Exercise task:
Each line containing the word "Validation" should be found and copied.

Items:
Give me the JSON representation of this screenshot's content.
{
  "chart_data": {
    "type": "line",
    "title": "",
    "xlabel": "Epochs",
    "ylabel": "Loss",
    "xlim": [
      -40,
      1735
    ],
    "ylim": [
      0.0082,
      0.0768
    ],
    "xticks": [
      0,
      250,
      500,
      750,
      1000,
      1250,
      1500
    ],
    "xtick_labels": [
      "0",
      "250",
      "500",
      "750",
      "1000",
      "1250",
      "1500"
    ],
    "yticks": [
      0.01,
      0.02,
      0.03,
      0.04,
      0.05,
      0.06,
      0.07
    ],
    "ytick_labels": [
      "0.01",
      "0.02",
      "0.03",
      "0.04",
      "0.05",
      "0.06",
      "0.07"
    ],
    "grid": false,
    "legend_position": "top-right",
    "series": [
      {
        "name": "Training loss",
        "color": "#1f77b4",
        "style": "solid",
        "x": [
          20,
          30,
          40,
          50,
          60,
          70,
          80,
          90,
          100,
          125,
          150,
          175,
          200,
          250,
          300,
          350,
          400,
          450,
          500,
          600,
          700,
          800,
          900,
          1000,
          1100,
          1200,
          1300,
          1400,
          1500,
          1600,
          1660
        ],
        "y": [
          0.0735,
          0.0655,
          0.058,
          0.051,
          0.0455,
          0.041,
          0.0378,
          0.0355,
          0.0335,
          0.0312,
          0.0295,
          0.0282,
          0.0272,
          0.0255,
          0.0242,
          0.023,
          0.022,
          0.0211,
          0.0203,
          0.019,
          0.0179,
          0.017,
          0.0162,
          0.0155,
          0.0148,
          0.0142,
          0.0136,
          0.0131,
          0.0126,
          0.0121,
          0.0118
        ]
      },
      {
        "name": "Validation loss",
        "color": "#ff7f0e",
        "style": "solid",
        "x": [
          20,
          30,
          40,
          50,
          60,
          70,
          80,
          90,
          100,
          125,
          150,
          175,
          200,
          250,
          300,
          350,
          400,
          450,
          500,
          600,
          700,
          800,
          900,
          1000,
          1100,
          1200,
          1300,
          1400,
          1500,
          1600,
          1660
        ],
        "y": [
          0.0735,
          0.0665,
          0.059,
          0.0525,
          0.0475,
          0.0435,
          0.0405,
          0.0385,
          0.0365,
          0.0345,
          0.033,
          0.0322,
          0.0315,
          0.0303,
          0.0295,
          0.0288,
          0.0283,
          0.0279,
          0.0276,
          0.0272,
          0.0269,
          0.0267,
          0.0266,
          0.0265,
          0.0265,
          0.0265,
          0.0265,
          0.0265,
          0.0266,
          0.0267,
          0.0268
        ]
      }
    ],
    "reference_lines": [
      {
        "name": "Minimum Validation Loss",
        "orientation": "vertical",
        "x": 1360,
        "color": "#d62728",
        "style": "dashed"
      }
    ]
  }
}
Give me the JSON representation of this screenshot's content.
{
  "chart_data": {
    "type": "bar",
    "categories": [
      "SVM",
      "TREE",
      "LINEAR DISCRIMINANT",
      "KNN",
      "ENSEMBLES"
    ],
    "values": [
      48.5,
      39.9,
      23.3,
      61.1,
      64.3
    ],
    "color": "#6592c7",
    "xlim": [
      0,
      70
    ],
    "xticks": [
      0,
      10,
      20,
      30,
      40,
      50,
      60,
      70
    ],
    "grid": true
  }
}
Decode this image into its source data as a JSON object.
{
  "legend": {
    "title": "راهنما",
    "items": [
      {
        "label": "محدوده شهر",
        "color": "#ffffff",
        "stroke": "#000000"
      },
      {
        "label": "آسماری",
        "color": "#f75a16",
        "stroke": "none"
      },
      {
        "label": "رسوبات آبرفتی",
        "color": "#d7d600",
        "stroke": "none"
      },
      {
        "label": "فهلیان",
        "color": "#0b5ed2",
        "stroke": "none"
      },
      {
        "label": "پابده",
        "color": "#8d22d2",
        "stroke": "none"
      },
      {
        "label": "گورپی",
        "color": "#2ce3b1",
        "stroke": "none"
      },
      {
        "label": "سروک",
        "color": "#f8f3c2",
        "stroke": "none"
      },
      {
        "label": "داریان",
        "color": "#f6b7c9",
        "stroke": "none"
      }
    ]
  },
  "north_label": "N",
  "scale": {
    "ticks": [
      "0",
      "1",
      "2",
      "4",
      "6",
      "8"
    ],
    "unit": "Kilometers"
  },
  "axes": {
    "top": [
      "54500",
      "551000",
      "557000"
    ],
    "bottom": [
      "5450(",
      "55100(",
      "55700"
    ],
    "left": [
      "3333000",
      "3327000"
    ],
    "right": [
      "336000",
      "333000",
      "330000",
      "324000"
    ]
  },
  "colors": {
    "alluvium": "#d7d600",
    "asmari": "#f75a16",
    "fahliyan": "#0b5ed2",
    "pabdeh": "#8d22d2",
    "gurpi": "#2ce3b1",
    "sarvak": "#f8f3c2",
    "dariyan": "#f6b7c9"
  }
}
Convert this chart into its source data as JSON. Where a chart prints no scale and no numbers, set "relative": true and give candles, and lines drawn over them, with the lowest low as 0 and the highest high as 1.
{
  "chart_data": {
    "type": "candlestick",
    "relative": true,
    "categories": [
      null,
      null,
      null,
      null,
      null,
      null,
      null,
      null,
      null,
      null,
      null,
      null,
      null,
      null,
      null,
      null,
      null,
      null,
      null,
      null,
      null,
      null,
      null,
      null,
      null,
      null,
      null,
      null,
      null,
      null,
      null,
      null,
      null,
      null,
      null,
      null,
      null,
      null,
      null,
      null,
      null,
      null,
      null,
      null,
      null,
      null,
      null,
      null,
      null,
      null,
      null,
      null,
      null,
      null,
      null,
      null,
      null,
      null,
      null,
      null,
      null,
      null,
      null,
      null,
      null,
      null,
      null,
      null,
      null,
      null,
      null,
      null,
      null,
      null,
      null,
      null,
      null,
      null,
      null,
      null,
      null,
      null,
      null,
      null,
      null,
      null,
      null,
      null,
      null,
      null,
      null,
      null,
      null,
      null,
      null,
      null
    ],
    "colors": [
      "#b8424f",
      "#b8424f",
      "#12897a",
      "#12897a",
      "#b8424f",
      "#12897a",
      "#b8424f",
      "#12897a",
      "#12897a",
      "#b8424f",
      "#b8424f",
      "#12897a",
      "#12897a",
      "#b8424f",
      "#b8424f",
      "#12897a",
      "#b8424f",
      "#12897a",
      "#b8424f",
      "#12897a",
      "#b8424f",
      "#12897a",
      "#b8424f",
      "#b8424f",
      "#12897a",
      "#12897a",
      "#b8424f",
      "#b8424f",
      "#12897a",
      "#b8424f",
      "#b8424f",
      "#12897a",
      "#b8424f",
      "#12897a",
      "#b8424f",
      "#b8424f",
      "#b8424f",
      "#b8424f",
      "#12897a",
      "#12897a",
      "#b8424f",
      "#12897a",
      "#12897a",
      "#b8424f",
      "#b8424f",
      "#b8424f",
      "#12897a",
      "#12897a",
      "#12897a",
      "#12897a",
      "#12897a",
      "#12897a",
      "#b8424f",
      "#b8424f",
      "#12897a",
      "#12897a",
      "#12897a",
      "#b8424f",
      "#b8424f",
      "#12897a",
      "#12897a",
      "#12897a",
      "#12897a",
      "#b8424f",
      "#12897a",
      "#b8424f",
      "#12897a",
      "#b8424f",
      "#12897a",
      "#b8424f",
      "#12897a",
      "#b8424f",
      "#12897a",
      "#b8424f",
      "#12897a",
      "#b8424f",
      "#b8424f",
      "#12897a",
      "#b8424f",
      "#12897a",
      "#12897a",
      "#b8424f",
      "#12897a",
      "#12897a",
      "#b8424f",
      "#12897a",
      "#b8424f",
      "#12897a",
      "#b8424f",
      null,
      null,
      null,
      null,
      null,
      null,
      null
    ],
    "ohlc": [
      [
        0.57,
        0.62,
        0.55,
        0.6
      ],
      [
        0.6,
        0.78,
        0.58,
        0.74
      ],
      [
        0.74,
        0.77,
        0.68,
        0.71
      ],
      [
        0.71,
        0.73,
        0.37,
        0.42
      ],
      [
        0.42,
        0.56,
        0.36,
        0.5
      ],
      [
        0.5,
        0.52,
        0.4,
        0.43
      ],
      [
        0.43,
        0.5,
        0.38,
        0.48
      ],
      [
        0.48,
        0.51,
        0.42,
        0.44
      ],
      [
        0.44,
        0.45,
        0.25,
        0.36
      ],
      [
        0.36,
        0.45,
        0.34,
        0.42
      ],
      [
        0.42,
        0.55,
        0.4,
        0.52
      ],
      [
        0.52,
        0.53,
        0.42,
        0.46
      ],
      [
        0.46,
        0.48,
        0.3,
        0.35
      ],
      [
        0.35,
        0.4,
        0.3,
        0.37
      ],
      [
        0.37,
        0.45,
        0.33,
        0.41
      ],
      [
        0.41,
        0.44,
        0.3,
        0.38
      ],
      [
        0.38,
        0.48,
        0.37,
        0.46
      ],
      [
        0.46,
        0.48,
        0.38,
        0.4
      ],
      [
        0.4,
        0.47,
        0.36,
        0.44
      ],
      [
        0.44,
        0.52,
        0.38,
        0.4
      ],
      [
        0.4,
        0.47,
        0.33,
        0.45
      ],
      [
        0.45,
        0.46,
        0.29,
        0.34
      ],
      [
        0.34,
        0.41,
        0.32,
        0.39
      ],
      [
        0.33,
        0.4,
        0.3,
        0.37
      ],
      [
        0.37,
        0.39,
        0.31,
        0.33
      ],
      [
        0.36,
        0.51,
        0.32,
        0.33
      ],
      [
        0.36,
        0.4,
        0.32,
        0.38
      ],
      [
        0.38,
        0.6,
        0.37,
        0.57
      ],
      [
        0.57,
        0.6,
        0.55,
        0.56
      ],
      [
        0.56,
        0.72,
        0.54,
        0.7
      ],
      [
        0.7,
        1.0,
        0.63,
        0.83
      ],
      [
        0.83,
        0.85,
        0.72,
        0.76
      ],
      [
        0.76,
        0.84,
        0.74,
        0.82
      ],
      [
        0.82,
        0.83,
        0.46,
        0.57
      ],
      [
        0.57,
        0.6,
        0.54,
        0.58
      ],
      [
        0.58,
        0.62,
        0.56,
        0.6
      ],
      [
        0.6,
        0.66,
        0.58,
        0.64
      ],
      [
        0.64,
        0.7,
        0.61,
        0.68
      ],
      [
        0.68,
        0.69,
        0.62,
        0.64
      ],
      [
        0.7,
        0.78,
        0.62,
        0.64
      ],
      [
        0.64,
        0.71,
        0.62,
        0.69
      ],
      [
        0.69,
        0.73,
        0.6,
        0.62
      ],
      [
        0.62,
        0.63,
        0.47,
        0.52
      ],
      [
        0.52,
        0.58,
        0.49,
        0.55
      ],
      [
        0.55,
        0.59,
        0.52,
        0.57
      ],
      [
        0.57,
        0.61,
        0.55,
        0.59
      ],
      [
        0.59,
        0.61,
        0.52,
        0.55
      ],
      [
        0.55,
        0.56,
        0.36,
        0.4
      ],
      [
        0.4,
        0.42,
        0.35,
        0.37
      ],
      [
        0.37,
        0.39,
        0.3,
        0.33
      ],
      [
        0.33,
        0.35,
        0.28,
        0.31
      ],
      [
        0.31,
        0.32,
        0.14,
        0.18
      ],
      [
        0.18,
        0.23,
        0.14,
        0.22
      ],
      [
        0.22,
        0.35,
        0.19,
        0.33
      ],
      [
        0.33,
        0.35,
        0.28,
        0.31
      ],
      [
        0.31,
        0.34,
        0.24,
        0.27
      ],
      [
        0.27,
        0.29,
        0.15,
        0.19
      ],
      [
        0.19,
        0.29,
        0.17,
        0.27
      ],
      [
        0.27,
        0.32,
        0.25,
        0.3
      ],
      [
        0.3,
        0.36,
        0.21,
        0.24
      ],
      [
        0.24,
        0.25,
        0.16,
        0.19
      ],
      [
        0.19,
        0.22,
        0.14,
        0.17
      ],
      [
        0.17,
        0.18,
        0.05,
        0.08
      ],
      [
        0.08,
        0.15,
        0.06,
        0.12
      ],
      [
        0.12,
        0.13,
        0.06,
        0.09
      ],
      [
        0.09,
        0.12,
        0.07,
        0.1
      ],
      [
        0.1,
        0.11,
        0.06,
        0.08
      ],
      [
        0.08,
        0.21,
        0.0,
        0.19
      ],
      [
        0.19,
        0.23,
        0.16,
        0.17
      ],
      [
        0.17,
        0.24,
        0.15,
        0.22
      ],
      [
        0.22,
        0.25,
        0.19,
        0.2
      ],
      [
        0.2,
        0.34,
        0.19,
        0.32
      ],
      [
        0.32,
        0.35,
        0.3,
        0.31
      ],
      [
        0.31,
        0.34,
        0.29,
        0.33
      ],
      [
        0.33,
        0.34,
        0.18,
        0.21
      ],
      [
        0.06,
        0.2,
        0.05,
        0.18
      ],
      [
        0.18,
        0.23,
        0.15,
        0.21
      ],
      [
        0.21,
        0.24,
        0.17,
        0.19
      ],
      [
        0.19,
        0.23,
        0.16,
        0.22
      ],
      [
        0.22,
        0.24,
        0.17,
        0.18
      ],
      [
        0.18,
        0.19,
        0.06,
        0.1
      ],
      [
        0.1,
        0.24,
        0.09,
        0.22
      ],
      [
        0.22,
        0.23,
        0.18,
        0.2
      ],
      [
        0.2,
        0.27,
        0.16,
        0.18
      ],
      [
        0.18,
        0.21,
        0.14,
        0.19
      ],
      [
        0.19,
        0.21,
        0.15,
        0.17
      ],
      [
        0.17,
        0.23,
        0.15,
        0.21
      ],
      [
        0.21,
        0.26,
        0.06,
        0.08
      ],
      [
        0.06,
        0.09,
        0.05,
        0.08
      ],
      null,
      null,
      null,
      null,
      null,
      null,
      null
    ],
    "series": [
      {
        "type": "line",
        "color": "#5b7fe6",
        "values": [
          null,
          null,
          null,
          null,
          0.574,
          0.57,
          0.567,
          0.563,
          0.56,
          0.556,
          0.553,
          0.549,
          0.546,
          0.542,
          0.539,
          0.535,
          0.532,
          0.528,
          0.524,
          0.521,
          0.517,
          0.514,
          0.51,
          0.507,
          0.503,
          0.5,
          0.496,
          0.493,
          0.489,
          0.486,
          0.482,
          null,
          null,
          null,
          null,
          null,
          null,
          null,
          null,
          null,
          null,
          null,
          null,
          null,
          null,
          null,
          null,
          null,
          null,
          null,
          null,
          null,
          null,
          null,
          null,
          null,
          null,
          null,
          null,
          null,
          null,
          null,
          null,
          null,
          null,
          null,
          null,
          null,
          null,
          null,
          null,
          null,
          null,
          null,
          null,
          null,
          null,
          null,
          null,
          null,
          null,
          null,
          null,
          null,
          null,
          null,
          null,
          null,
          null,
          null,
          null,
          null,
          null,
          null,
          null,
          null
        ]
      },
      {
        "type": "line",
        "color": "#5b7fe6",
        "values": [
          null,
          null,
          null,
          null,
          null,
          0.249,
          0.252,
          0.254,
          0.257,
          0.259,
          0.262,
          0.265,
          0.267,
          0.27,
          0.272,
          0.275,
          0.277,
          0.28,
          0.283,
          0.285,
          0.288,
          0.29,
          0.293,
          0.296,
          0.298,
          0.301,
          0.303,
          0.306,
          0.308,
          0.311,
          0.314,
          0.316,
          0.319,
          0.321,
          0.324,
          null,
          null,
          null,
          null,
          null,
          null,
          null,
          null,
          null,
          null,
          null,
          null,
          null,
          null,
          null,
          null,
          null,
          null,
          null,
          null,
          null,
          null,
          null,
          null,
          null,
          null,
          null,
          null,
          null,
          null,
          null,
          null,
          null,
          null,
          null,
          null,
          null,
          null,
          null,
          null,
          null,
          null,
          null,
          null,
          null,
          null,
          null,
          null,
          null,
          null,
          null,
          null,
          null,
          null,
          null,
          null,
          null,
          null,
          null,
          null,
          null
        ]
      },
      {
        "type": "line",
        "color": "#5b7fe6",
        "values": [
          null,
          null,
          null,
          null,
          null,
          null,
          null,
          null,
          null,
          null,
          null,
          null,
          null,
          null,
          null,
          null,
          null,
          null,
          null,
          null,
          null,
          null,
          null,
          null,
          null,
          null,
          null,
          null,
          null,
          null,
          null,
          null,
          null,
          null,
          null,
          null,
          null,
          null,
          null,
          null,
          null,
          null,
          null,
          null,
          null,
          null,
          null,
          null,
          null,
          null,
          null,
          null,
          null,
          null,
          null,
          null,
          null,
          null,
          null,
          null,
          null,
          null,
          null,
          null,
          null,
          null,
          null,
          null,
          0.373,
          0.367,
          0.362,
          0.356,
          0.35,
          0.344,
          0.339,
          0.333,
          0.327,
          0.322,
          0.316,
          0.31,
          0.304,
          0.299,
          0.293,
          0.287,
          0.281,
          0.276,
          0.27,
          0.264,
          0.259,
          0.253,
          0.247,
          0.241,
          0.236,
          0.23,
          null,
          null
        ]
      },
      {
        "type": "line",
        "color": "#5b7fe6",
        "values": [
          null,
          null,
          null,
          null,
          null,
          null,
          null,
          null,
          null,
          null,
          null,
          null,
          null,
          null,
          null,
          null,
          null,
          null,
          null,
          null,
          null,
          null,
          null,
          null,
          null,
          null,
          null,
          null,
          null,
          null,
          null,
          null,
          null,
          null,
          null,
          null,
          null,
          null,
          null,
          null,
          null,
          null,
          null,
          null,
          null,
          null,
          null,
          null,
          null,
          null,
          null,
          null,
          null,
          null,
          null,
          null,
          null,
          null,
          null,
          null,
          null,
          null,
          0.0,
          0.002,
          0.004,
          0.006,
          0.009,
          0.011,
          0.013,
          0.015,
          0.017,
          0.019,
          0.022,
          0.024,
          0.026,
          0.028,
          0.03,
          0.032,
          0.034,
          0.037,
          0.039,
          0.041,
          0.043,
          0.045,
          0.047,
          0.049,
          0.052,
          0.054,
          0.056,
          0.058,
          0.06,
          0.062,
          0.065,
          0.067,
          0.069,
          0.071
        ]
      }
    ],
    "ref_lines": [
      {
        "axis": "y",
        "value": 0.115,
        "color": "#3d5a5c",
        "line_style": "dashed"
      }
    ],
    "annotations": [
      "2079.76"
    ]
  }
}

Answer for the task:
        "name": "Validation loss",
        "name": "Minimum Validation Loss",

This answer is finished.